Set problem:
State the number of lines that include the string "Reproductive", and write nothing else.

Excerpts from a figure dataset
╔══
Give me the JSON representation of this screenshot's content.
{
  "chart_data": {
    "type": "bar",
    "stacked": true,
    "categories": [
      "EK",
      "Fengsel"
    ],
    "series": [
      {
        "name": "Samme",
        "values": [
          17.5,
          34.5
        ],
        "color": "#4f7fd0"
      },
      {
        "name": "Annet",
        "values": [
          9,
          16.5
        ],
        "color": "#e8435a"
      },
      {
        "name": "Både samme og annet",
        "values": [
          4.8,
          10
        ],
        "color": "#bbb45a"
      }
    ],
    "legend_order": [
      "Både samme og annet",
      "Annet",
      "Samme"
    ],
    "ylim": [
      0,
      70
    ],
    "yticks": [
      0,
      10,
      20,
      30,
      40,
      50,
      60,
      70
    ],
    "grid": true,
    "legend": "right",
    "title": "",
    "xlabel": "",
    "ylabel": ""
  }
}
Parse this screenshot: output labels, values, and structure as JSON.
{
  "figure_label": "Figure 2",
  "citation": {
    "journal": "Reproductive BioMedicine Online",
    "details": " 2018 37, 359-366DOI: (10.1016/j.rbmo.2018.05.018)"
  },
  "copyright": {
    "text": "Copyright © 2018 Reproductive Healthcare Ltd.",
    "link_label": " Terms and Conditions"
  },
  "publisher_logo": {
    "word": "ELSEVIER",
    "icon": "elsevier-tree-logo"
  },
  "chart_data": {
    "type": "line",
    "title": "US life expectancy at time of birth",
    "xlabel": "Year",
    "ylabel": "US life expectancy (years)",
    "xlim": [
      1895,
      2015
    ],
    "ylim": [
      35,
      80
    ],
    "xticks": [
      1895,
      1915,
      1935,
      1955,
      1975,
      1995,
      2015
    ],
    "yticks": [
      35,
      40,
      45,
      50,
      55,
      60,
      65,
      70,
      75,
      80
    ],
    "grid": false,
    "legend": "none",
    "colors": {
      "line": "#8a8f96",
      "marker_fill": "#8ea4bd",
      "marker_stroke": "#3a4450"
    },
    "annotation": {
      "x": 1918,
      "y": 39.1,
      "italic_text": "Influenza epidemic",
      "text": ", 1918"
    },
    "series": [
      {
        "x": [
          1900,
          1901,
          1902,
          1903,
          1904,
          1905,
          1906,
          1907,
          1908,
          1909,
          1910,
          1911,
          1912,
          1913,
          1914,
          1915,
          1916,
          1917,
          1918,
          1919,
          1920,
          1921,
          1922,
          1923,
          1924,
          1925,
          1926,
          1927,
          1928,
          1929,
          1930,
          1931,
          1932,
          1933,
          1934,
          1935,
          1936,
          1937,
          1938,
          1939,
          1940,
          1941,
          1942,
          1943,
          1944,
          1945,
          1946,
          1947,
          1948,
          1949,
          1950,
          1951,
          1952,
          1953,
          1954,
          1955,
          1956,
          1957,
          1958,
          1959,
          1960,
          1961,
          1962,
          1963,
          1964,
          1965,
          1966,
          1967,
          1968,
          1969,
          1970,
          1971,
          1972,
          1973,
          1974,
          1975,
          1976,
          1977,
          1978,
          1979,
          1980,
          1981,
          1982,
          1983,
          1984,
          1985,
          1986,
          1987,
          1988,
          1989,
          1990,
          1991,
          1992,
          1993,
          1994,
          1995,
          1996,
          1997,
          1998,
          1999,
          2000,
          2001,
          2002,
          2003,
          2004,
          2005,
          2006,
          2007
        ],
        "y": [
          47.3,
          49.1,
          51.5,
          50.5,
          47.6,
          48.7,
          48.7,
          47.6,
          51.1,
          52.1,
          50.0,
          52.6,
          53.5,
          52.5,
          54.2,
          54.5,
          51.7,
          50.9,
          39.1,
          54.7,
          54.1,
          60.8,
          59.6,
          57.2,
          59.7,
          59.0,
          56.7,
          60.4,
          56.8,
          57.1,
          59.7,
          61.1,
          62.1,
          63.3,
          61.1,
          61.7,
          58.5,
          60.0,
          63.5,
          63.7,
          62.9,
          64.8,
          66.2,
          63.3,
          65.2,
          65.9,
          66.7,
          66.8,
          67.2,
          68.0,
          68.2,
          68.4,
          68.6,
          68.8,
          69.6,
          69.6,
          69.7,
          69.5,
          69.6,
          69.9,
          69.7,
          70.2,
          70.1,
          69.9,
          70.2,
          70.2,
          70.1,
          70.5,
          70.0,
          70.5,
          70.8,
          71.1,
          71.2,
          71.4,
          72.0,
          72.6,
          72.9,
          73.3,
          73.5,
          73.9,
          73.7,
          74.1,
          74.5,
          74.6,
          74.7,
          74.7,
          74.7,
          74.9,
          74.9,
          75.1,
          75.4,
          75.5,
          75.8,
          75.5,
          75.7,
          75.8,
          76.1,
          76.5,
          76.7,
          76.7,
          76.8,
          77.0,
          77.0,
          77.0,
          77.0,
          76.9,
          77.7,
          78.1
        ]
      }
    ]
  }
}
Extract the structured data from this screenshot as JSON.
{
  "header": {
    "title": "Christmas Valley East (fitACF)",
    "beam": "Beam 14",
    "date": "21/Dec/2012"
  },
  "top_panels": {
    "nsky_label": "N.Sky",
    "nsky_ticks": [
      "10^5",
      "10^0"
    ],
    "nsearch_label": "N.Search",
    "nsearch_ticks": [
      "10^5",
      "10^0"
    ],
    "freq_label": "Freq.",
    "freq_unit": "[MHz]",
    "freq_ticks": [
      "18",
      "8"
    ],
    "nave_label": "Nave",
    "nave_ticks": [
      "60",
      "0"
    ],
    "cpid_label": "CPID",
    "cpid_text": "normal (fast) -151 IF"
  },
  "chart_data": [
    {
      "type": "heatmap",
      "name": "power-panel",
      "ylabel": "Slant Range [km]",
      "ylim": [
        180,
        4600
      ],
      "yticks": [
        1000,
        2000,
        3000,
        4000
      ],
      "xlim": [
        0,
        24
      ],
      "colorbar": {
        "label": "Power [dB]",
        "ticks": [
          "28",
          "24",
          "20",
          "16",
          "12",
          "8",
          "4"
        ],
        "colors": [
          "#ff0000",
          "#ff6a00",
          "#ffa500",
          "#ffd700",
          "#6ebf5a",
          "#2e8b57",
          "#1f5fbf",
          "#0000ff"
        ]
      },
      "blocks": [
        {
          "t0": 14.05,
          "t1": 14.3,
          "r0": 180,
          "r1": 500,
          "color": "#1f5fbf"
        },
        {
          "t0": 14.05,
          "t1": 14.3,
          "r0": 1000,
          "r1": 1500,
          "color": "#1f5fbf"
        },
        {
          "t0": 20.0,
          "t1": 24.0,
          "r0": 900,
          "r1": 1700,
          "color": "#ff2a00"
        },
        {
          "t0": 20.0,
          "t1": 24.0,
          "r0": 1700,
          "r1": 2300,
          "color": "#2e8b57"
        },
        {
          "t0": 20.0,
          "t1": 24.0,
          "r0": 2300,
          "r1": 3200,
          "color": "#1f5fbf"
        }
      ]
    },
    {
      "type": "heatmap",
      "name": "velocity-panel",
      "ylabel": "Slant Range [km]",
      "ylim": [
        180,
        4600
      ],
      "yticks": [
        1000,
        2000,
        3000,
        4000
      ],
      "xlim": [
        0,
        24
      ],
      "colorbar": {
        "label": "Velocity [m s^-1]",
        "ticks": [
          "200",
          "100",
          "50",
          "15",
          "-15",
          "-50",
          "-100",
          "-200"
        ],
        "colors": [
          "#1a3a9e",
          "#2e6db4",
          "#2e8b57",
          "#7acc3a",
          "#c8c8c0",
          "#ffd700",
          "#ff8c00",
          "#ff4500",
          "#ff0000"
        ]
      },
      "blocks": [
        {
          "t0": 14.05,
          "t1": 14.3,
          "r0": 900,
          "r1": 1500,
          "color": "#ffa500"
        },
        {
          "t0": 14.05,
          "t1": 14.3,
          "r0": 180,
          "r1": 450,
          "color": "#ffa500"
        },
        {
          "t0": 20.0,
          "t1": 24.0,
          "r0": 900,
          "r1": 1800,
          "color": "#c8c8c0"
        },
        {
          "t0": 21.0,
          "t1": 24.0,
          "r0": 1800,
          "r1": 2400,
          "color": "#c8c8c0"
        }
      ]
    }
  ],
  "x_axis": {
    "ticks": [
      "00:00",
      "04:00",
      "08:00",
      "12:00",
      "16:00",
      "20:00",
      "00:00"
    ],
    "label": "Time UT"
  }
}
╚══
Written answer:
2